Short problem: Where a line holds the string "account", return that line.
———
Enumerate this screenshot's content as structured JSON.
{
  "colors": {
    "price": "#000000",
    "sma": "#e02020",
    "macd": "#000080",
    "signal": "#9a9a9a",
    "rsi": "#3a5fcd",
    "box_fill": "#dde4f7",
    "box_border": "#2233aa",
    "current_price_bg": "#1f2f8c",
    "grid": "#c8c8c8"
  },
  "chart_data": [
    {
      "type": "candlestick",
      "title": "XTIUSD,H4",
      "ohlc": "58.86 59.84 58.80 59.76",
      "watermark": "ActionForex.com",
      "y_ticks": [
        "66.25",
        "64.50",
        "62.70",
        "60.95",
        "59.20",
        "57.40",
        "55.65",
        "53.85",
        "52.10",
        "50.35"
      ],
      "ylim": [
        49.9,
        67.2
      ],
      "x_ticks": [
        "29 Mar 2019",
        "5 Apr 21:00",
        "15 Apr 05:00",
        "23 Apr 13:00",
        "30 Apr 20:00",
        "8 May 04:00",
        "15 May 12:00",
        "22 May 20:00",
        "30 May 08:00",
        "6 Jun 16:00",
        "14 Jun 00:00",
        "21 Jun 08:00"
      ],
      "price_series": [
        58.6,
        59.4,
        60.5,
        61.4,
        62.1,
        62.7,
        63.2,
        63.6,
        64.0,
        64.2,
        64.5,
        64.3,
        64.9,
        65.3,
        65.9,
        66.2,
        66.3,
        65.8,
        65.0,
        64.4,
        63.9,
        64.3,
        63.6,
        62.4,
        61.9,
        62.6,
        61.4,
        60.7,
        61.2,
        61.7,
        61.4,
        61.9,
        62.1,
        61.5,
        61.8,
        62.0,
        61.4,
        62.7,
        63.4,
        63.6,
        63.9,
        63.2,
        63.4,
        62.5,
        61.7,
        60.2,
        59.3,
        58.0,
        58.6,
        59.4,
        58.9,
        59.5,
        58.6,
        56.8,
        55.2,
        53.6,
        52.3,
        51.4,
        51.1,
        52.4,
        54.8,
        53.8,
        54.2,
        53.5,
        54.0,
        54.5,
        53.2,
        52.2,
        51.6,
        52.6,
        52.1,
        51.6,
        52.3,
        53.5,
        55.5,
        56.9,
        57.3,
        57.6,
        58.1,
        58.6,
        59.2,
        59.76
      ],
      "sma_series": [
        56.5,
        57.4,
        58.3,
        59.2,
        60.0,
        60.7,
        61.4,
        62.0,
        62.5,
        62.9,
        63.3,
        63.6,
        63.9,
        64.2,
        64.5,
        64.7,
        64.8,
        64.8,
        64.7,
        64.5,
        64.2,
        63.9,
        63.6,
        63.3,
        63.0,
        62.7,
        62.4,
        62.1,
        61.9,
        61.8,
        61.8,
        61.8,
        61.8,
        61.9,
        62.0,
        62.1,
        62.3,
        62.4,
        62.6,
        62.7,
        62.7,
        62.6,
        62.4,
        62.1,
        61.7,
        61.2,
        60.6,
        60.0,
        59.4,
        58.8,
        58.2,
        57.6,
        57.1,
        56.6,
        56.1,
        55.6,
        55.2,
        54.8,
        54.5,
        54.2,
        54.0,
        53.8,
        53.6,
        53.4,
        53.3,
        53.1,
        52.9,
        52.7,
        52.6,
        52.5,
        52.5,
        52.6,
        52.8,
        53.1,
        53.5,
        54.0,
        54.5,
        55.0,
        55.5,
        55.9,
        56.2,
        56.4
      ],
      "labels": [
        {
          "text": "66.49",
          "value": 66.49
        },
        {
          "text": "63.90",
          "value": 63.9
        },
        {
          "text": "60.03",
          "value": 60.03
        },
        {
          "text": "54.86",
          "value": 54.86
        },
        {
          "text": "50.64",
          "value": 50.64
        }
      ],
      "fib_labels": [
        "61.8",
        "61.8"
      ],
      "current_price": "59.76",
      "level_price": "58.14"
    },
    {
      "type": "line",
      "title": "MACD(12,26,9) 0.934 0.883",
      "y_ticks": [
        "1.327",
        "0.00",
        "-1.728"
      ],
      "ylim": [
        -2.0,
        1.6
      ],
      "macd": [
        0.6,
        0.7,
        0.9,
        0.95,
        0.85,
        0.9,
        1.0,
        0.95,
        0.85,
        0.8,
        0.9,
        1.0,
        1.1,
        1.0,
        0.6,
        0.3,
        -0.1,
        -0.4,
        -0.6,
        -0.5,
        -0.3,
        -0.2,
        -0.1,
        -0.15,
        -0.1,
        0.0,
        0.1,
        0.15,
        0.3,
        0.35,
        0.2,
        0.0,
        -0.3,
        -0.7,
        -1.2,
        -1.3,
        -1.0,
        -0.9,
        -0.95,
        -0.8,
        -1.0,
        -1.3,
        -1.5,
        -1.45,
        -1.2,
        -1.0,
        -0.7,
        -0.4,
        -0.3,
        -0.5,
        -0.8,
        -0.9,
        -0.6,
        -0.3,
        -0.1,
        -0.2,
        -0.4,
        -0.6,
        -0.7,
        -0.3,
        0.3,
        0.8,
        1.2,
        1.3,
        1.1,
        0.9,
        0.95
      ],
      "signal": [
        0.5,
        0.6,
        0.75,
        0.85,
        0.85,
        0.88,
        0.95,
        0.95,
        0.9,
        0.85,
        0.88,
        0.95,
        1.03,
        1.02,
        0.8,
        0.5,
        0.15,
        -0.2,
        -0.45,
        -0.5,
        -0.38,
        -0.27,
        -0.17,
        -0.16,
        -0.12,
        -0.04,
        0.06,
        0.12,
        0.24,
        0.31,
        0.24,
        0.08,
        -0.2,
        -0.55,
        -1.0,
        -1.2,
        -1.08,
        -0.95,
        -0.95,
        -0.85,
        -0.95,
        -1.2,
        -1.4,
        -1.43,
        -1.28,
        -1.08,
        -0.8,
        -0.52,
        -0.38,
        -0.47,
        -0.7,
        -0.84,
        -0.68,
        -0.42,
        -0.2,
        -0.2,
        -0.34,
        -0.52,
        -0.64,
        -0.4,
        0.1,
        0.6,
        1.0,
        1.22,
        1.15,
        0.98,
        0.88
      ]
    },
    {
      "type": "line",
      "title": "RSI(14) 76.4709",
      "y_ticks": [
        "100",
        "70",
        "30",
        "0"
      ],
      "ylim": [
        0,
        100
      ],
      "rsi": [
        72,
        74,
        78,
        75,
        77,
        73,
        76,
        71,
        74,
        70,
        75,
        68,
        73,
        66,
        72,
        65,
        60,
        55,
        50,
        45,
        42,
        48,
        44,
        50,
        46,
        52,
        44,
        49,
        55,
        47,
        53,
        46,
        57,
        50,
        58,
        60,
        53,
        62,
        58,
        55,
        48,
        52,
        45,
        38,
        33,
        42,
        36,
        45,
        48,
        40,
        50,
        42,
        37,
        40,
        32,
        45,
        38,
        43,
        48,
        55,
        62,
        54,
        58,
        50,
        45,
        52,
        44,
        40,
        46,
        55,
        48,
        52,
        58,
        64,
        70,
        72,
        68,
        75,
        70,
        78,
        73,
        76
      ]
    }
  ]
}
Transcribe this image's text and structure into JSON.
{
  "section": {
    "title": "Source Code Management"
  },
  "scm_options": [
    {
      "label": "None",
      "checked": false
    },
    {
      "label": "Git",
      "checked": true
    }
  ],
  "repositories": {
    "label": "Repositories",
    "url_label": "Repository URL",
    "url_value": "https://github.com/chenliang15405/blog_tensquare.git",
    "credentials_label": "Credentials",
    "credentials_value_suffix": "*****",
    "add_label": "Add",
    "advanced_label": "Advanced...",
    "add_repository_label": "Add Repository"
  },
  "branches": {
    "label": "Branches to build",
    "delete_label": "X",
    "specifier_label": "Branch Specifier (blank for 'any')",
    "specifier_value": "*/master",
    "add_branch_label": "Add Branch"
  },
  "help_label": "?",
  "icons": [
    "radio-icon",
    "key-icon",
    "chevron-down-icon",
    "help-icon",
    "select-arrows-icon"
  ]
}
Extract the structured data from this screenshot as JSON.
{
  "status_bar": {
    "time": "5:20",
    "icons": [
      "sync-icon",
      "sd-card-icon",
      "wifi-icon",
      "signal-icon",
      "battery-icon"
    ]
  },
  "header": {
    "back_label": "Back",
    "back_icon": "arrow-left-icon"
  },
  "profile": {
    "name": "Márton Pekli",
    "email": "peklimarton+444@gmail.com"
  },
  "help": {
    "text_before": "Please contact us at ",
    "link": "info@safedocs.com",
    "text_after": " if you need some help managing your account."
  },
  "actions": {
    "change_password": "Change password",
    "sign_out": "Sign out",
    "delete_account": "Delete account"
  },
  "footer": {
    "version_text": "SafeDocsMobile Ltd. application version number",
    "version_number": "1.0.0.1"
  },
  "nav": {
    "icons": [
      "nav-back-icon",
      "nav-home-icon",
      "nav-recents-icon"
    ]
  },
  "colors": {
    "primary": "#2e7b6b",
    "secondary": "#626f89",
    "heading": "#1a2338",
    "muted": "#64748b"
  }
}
———
Result for this exercise:
    "text_after": " if you need some help managing your account."
    "delete_account": "Delete account"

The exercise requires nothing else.